Give the number of lines in the listing that hold the word "data". Write nothing but that number.
----
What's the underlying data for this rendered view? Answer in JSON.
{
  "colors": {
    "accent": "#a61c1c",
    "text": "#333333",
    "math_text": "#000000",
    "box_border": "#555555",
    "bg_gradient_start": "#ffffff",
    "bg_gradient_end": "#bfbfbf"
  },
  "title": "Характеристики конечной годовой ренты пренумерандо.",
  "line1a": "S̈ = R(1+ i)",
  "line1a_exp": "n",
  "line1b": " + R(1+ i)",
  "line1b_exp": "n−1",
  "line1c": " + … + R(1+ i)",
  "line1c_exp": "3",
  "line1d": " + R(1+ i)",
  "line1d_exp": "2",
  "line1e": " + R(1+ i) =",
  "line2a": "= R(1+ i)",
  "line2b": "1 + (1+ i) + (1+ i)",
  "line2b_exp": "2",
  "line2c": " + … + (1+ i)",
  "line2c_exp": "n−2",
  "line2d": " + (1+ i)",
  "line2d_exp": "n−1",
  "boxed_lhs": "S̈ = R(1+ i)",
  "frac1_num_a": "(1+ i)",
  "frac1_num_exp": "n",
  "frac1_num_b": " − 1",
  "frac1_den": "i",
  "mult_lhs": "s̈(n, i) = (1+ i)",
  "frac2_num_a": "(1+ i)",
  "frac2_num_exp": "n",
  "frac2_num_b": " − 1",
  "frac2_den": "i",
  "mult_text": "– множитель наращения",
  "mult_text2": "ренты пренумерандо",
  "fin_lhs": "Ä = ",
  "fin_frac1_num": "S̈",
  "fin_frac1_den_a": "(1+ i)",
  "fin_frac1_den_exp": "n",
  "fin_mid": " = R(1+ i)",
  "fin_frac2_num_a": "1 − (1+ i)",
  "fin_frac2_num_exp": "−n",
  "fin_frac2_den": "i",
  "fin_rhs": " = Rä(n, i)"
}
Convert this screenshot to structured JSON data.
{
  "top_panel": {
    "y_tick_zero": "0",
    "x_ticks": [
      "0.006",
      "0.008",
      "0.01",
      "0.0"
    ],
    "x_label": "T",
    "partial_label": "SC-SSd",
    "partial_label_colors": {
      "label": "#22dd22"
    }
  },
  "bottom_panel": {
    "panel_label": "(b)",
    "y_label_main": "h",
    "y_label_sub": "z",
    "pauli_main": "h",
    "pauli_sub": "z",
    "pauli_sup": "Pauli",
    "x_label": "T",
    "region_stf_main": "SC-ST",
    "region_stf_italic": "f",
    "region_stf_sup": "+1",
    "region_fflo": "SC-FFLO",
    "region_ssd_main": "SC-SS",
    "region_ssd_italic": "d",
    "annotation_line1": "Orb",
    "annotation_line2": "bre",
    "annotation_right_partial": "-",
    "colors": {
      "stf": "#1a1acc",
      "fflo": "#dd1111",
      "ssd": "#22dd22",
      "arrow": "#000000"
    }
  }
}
----
> **RESPONSE TO THE EXERCISE**
2